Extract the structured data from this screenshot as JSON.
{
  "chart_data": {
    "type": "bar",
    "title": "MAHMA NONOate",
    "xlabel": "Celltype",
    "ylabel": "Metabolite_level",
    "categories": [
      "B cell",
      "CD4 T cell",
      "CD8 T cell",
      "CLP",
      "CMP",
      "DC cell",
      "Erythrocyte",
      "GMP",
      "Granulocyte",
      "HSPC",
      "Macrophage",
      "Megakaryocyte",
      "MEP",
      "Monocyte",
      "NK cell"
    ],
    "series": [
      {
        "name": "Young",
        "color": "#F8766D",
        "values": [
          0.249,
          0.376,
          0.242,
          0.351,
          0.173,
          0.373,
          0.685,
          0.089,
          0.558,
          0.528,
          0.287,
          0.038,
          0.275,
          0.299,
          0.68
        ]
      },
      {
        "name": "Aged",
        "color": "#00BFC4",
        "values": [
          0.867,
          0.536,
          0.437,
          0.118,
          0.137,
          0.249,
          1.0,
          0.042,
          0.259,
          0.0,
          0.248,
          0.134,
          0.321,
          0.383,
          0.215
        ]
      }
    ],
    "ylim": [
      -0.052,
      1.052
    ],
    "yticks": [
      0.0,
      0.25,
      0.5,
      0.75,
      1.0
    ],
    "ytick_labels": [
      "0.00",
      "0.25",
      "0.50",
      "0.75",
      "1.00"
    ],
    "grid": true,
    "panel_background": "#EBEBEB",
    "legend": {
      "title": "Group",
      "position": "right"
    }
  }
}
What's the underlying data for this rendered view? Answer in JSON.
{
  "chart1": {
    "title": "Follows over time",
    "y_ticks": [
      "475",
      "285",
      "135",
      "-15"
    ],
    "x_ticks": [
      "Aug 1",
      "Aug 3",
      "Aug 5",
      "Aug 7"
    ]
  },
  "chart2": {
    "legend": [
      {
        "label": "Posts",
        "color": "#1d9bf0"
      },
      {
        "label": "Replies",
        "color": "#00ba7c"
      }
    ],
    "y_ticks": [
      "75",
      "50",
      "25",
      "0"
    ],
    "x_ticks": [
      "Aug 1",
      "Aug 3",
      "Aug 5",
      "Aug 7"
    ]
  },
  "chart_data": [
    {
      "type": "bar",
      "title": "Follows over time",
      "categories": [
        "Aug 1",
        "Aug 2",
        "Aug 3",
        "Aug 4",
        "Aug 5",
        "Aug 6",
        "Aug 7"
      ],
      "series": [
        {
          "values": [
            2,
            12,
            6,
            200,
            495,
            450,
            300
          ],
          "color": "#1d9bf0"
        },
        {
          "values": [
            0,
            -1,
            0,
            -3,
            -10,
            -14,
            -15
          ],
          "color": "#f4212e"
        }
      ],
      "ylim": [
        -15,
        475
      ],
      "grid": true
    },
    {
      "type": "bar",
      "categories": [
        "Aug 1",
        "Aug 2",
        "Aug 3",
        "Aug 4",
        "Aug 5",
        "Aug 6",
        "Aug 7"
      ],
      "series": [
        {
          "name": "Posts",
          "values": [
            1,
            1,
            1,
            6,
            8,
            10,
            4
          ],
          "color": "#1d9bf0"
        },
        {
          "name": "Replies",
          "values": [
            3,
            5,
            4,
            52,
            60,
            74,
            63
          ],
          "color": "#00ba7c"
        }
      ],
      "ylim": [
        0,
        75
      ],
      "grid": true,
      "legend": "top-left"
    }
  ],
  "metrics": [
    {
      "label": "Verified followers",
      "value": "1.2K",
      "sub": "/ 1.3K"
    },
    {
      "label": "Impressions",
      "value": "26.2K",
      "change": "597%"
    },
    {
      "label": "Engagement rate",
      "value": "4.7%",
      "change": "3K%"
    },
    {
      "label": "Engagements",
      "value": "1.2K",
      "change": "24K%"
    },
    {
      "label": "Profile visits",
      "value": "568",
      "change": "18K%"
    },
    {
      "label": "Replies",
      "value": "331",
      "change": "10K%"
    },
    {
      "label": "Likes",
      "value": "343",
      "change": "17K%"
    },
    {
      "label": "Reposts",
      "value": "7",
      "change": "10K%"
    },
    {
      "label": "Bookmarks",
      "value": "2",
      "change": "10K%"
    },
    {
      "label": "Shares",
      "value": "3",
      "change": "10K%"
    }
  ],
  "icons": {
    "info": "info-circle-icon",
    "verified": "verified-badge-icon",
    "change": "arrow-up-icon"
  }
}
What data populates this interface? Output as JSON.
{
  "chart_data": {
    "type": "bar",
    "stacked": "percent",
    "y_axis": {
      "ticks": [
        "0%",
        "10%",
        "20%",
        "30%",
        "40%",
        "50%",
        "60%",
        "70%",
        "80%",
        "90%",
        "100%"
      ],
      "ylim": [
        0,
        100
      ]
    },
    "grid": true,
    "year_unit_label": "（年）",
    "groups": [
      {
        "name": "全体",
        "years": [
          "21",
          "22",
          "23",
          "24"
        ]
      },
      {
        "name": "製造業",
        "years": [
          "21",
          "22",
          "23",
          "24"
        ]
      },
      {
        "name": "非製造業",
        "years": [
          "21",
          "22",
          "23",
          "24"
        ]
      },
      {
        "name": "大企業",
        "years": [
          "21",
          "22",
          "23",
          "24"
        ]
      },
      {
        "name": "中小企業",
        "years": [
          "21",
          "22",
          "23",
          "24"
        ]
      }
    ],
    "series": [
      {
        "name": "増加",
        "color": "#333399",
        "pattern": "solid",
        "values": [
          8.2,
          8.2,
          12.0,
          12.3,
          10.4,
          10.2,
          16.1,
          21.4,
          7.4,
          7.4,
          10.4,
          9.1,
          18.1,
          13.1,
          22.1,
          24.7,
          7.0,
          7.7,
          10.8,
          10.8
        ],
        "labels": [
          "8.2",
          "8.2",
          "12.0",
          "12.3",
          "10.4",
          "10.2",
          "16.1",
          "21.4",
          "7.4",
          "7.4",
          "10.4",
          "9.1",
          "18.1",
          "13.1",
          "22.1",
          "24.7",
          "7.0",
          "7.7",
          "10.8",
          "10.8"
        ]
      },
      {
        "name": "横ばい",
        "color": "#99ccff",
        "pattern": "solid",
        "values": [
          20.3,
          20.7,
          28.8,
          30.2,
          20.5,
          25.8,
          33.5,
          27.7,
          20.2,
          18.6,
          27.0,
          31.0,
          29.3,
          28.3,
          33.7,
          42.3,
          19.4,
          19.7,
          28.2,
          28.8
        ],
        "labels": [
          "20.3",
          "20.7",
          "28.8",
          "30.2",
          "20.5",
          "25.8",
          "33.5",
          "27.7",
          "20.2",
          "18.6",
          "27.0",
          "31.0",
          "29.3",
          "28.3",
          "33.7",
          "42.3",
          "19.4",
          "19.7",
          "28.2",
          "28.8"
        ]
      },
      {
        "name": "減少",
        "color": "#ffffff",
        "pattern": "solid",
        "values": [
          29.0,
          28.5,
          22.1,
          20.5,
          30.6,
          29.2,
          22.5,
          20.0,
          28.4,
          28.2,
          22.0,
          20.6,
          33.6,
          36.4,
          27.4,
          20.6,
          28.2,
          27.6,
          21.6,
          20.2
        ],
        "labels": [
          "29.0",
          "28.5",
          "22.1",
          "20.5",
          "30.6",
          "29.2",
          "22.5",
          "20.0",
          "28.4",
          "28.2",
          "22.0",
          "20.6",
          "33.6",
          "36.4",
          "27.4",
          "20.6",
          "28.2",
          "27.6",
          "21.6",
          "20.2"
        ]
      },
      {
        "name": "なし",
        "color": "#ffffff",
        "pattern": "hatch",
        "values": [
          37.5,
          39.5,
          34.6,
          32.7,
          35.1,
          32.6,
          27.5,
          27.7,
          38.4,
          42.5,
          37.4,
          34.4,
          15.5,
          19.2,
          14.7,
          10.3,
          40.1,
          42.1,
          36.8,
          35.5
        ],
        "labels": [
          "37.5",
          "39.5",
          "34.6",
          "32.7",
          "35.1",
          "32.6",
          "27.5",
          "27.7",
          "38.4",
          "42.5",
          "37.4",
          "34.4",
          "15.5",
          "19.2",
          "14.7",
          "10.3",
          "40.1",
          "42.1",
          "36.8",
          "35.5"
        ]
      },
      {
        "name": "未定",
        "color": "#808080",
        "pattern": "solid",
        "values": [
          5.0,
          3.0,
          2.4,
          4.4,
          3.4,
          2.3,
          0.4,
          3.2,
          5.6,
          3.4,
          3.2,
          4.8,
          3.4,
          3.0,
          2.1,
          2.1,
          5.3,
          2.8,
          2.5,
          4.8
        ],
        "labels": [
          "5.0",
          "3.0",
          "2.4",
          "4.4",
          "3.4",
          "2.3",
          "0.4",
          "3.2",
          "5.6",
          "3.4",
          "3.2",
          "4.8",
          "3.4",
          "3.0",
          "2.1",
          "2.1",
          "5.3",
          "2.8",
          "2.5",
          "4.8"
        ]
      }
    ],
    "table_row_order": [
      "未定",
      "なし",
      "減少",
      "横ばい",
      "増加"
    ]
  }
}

WHAT NEEDS TO BE DONE
Among the records above, how many lines carry the string "change"? Reply with the number alone.

THE RESPONSE
10